• [EXERCISE DESCRIPTION] Look for the string "thumb" and copy every line that has it.

Records excerpted from a collection

◆ ◆ ◆ ◆

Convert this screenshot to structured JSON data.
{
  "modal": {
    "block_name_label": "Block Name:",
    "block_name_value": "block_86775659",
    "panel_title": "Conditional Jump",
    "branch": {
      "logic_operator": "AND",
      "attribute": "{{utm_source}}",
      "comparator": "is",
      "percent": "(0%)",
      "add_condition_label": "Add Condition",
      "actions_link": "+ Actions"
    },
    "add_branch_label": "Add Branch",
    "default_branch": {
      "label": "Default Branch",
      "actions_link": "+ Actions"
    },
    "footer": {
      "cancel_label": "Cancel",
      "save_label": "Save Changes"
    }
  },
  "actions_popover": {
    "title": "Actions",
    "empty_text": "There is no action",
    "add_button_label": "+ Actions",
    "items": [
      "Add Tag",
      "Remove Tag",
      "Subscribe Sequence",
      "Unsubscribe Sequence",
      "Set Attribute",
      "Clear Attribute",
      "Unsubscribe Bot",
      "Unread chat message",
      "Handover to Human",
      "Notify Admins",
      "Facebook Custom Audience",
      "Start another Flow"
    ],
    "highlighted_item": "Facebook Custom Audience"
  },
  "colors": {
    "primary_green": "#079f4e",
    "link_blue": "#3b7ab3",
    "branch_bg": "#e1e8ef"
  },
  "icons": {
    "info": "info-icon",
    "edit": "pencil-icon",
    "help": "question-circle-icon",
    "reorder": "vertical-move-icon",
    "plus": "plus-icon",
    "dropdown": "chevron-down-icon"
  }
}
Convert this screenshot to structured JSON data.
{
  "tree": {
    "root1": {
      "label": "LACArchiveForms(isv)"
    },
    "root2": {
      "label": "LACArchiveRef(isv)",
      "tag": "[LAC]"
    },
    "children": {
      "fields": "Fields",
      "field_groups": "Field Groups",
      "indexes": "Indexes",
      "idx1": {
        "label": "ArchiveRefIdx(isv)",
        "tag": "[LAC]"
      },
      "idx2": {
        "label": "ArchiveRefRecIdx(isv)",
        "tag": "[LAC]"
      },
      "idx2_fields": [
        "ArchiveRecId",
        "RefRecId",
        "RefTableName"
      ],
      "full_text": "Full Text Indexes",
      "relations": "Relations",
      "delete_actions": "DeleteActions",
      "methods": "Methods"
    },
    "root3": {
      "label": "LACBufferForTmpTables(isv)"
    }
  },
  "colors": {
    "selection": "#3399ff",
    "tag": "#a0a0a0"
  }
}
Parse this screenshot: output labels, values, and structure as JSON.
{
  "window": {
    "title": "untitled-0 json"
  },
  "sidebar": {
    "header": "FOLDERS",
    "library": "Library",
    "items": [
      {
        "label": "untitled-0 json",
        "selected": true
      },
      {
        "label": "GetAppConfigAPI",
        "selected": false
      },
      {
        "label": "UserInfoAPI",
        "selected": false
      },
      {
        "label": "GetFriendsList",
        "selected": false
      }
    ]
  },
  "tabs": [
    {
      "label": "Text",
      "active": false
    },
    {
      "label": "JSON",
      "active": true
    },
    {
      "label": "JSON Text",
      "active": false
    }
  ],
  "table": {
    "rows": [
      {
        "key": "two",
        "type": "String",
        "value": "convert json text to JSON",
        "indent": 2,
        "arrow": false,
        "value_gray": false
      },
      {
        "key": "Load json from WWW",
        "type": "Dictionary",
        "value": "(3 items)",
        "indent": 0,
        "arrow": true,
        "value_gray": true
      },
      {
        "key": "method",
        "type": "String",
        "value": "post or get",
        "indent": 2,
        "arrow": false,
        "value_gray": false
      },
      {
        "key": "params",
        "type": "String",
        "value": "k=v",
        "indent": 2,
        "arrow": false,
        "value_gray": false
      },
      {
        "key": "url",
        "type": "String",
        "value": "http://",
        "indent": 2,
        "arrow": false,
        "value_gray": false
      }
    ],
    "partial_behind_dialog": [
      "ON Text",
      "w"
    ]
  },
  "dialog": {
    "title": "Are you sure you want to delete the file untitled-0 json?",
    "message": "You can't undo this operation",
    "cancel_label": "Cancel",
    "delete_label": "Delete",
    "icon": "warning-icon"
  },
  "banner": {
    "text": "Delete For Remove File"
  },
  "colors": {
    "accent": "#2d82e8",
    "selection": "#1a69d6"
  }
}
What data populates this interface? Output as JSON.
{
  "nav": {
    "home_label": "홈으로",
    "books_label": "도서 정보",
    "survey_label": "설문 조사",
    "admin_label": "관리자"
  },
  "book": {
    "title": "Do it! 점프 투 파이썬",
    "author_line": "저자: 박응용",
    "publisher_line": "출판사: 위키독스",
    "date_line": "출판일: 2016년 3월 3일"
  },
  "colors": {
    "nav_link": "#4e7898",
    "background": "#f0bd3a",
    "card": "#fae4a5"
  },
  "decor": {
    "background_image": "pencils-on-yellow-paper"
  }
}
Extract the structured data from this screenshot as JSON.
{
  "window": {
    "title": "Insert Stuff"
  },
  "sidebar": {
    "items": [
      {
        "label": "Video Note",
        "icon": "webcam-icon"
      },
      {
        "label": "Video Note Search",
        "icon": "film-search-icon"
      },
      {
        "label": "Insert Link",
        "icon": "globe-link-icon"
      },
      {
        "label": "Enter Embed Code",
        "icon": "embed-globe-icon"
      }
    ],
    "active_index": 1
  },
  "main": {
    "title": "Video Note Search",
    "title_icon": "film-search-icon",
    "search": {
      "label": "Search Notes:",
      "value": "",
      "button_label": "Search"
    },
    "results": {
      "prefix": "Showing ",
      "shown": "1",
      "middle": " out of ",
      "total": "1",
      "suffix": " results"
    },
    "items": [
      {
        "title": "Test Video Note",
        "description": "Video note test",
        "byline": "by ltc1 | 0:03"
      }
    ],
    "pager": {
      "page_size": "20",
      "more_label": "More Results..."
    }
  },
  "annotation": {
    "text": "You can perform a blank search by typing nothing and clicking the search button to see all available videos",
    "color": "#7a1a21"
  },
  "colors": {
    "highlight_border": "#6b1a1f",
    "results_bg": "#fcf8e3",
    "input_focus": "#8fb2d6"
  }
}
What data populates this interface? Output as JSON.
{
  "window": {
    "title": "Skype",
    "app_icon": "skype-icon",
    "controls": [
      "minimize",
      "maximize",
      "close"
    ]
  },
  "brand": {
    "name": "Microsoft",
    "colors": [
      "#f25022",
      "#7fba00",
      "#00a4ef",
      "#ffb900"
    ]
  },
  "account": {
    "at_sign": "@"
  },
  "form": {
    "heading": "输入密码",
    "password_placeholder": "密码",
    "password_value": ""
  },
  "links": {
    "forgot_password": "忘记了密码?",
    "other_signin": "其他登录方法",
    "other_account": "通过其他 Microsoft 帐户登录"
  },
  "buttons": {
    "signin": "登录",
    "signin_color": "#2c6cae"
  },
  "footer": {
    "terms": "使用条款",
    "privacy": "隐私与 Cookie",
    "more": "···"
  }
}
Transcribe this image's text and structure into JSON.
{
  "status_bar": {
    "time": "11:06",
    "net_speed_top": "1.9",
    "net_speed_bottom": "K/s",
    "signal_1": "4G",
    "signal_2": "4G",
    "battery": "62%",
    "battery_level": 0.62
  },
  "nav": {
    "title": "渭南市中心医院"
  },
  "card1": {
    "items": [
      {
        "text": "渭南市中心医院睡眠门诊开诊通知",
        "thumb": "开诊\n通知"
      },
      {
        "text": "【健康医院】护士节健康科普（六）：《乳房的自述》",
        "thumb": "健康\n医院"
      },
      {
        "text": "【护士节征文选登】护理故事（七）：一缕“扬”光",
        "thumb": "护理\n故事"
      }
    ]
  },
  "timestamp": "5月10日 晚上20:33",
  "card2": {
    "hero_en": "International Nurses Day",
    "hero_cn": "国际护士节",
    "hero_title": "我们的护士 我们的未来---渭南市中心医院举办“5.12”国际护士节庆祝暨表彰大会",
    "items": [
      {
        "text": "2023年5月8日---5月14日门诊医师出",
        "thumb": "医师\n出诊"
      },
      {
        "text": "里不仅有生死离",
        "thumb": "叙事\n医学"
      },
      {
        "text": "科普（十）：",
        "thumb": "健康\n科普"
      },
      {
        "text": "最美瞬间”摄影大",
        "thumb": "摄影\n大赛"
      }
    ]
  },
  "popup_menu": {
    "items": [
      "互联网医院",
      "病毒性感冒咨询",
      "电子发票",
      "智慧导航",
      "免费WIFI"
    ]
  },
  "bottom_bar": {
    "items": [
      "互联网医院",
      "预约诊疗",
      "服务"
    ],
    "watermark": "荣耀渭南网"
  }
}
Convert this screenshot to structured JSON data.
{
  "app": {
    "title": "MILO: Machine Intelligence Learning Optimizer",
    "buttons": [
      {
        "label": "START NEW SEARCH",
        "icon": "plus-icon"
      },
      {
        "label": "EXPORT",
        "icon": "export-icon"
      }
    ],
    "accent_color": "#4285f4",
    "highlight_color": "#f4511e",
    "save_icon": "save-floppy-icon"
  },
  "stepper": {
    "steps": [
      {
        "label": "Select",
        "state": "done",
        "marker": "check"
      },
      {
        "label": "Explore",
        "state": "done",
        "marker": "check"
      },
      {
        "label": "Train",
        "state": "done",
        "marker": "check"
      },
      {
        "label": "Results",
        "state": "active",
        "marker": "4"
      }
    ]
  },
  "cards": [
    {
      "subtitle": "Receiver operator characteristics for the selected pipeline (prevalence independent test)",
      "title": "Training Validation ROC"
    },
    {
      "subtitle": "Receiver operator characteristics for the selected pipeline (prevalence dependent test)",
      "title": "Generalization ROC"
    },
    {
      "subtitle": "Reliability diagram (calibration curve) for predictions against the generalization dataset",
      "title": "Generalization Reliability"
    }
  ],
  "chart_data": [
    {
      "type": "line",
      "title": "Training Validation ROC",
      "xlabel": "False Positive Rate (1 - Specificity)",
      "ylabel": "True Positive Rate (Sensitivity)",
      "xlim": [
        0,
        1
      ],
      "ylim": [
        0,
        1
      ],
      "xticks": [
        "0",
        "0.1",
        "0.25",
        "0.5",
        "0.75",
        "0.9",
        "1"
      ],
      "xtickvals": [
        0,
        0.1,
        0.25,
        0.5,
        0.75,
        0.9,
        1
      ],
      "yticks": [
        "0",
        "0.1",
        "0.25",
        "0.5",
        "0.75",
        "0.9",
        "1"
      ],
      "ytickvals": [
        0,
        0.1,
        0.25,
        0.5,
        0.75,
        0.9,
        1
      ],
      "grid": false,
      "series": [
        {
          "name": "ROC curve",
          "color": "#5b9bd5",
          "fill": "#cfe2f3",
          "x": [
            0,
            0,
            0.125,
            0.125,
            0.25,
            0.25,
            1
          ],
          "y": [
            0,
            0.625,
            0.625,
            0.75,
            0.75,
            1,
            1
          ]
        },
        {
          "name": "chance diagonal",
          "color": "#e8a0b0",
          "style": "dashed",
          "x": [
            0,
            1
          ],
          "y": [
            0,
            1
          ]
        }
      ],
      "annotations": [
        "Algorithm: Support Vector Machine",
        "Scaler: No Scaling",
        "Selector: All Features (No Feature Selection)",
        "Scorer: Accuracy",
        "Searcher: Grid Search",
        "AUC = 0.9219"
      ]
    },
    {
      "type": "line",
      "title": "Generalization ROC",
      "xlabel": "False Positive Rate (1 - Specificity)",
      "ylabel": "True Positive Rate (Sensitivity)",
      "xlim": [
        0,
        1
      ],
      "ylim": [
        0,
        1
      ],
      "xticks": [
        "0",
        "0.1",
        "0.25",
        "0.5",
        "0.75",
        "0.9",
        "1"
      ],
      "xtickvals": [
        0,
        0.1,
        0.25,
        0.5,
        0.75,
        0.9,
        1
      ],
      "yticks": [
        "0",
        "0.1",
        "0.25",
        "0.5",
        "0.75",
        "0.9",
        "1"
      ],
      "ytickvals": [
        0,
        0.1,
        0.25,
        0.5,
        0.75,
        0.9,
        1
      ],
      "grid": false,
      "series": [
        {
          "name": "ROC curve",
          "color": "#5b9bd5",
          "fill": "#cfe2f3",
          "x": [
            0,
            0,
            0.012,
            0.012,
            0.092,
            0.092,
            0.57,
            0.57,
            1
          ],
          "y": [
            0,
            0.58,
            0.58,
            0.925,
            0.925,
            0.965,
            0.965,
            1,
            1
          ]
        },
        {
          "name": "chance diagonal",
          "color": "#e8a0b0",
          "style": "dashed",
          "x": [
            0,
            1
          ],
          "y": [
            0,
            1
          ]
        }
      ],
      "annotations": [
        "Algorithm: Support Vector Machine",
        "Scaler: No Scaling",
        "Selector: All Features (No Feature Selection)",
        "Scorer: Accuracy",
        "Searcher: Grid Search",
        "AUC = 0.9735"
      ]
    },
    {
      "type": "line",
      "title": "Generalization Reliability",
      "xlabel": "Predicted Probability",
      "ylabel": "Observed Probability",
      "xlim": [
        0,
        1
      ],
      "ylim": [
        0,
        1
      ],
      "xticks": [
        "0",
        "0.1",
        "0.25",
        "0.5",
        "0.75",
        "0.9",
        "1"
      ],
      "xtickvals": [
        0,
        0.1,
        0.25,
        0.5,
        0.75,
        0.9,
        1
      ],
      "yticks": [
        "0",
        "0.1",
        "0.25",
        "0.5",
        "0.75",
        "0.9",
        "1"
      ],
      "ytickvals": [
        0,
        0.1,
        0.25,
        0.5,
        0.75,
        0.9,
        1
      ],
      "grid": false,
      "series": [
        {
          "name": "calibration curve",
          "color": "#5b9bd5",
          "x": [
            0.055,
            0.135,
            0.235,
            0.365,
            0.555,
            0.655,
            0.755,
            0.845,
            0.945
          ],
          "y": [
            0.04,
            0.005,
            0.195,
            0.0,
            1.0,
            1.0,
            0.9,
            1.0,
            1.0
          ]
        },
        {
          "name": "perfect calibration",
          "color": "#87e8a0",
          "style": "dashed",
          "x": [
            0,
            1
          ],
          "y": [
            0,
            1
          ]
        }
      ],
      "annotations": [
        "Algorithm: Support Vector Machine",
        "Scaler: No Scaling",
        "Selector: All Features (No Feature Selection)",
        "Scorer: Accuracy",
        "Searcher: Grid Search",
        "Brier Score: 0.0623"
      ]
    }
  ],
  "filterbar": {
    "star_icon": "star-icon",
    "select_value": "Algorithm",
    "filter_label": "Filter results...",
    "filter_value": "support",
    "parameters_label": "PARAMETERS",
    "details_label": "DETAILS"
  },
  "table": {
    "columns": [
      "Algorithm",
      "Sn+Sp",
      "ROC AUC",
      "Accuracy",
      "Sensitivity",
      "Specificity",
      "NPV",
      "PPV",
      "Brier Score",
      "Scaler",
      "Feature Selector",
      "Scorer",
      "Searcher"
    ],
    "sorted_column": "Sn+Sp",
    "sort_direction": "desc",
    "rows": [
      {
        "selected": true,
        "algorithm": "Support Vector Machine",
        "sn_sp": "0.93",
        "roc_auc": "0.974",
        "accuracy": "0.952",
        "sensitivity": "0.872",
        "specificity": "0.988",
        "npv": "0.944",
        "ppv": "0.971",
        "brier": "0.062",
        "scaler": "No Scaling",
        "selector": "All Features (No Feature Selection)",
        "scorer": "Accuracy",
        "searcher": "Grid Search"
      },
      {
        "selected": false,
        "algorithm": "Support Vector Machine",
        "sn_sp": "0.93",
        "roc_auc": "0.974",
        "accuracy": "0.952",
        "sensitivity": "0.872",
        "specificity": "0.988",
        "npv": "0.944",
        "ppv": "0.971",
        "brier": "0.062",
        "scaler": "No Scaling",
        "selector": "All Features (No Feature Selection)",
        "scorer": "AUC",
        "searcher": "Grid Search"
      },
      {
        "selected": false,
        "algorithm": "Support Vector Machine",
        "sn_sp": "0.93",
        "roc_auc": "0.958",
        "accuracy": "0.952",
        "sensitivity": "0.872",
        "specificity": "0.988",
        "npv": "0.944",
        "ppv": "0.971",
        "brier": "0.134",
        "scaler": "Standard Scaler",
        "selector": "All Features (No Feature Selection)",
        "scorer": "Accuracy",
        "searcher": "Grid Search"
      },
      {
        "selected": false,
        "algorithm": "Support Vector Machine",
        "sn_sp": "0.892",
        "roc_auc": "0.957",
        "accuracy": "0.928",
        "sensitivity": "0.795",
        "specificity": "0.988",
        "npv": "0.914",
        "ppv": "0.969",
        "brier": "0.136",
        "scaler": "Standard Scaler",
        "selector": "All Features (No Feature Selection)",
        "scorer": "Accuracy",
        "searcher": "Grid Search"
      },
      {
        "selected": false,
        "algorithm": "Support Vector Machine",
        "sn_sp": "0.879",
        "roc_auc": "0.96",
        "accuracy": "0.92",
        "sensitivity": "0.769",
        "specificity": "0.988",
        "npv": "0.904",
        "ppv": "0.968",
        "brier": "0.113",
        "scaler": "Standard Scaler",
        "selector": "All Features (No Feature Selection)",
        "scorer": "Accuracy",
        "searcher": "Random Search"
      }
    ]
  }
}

◆ ◆ ◆ ◆

• [TASK RESPONSE]
        "thumb": "开诊\n通知"
        "thumb": "健康\n医院"
        "thumb": "护理\n故事"
        "thumb": "医师\n出诊"
        "thumb": "叙事\n医学"
        "thumb": "健康\n科普"
        "thumb": "摄影\n大赛"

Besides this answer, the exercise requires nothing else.